Start Dataset excerpts

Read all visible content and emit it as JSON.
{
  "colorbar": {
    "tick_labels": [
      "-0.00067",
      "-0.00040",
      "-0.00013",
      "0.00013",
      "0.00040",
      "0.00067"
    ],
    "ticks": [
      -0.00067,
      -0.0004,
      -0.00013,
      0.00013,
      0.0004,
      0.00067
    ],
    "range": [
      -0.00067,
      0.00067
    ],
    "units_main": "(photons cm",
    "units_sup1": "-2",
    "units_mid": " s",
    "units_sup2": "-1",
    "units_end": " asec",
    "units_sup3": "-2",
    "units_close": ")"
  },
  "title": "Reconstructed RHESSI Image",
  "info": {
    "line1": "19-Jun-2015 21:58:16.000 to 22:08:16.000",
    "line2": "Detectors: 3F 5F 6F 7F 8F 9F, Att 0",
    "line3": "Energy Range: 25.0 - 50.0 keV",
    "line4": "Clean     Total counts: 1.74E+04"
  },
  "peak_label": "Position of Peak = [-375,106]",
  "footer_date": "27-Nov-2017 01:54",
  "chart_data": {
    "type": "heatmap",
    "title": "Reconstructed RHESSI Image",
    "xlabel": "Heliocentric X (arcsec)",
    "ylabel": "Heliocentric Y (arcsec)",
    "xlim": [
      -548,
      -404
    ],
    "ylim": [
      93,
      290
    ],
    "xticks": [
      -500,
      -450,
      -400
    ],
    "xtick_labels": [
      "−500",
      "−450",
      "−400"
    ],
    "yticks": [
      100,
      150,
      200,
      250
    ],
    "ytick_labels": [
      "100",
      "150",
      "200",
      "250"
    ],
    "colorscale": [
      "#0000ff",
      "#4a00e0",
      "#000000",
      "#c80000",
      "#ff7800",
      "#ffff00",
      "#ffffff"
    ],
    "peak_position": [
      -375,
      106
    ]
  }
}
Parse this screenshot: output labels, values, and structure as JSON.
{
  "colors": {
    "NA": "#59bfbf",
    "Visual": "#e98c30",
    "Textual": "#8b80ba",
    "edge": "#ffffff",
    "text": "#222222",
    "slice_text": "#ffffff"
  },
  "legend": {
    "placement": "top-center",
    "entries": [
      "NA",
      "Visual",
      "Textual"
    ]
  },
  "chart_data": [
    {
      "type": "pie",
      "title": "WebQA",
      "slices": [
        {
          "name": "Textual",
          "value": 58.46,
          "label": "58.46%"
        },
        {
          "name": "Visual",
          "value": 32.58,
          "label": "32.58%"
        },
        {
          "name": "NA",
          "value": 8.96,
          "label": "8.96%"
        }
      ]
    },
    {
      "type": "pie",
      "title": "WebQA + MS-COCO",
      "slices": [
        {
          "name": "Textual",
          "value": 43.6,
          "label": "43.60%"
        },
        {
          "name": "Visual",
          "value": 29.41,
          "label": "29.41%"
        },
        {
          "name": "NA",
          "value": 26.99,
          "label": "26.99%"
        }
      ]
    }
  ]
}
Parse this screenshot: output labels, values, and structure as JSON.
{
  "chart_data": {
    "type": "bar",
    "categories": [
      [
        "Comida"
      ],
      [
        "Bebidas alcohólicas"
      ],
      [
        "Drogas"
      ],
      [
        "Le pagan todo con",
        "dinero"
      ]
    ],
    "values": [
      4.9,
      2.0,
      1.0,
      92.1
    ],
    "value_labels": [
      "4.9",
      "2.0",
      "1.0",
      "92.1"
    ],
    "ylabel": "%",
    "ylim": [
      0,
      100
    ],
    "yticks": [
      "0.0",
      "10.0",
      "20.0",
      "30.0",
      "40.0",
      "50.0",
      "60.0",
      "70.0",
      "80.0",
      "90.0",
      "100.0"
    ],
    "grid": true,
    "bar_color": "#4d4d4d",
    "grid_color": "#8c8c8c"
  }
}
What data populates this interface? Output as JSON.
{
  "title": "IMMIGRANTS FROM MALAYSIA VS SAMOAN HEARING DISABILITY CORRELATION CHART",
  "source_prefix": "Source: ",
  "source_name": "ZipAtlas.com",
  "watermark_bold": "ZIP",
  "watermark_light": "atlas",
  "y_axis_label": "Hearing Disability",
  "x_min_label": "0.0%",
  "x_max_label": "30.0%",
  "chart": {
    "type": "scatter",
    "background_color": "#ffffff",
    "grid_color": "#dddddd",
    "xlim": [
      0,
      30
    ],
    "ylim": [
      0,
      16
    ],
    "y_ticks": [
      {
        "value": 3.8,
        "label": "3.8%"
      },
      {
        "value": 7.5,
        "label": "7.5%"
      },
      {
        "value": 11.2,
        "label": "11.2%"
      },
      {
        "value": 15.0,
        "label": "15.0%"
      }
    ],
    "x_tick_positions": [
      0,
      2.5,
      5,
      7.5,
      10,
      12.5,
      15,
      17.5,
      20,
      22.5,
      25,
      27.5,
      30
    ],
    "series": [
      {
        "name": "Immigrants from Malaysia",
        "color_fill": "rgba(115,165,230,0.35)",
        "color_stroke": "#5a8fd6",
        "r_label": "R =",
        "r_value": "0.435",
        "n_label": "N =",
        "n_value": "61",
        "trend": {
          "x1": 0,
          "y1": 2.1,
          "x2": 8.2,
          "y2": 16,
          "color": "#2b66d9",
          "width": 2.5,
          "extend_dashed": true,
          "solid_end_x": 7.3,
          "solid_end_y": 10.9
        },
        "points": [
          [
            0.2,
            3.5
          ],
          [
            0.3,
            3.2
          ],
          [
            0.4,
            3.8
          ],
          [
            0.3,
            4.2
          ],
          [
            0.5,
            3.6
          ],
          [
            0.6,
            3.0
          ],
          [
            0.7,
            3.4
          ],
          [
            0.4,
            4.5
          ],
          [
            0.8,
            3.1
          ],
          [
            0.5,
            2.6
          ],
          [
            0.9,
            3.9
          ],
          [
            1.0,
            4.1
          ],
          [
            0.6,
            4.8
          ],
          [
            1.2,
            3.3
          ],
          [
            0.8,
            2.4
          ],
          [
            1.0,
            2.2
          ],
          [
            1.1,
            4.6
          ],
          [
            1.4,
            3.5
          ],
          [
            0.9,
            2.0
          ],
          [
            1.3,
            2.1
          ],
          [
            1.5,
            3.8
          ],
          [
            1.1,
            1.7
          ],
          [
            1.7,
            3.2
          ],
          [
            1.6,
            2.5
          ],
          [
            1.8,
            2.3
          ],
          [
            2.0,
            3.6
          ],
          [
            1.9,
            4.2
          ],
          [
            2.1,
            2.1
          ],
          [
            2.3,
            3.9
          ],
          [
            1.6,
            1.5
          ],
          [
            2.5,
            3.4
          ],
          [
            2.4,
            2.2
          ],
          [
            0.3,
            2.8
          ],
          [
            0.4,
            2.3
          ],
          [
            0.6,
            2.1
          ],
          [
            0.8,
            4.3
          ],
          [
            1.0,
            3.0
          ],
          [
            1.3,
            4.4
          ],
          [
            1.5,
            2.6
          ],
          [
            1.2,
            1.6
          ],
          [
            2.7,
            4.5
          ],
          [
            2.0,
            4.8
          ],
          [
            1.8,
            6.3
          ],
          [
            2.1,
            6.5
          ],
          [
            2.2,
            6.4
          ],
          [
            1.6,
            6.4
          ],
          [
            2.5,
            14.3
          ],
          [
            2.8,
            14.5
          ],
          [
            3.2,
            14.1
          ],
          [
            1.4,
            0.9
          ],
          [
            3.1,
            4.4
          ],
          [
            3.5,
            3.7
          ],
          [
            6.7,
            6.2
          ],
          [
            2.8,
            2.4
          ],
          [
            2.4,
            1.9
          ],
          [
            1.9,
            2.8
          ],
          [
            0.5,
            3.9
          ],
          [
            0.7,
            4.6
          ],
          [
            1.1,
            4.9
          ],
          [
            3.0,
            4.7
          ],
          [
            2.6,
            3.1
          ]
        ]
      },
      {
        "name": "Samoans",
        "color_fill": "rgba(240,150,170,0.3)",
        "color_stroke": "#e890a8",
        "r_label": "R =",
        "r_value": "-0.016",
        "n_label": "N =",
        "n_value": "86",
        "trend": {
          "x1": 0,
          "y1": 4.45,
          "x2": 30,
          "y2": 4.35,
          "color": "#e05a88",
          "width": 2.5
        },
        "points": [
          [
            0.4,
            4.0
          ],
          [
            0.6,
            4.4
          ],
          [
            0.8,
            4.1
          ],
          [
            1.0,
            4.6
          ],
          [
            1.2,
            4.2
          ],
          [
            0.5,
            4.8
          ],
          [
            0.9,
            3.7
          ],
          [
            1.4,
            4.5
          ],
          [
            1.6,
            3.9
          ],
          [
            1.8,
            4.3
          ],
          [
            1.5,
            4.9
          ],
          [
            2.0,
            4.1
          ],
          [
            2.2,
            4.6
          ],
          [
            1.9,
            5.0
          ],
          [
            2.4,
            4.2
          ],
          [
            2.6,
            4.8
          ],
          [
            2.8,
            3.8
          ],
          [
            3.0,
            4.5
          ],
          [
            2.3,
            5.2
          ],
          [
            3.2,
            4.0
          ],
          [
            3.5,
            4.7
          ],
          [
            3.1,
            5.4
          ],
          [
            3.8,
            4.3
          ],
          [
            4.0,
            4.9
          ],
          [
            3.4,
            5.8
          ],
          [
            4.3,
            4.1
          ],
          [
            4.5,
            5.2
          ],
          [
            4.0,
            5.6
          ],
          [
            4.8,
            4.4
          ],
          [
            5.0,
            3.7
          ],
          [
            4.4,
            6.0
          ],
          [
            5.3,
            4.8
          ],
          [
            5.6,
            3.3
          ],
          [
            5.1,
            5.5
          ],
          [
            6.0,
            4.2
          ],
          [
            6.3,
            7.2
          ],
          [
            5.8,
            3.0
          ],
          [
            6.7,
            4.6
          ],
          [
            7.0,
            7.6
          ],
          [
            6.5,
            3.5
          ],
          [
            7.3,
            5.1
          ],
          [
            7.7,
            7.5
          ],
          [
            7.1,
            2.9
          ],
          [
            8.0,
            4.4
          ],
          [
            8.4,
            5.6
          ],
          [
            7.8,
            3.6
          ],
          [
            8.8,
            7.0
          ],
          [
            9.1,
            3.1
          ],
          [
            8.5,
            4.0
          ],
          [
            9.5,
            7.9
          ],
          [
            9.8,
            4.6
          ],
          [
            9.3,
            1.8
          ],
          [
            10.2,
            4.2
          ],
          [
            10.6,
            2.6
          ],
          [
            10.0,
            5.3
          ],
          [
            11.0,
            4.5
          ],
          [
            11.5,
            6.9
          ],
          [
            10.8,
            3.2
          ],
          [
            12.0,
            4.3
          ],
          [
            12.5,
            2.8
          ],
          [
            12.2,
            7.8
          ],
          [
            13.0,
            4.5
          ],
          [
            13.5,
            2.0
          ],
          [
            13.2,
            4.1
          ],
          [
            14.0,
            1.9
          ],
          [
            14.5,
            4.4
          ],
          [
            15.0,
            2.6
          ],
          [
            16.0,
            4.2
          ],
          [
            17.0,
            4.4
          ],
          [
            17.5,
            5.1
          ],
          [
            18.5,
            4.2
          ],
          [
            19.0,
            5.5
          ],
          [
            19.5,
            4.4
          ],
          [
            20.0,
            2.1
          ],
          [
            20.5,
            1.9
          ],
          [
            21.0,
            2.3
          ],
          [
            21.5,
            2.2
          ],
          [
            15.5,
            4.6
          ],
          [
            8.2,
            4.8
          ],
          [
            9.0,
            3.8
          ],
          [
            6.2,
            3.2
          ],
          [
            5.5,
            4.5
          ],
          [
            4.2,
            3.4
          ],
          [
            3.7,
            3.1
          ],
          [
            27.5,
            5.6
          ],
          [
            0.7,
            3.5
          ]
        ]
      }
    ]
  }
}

End Dataset excerpts

--- Work to be completed ---
Which lines above hold the word "RHESSI"? Copy each of them.

--- Output of the task ---
  "title": "Reconstructed RHESSI Image",
    "title": "Reconstructed RHESSI Image",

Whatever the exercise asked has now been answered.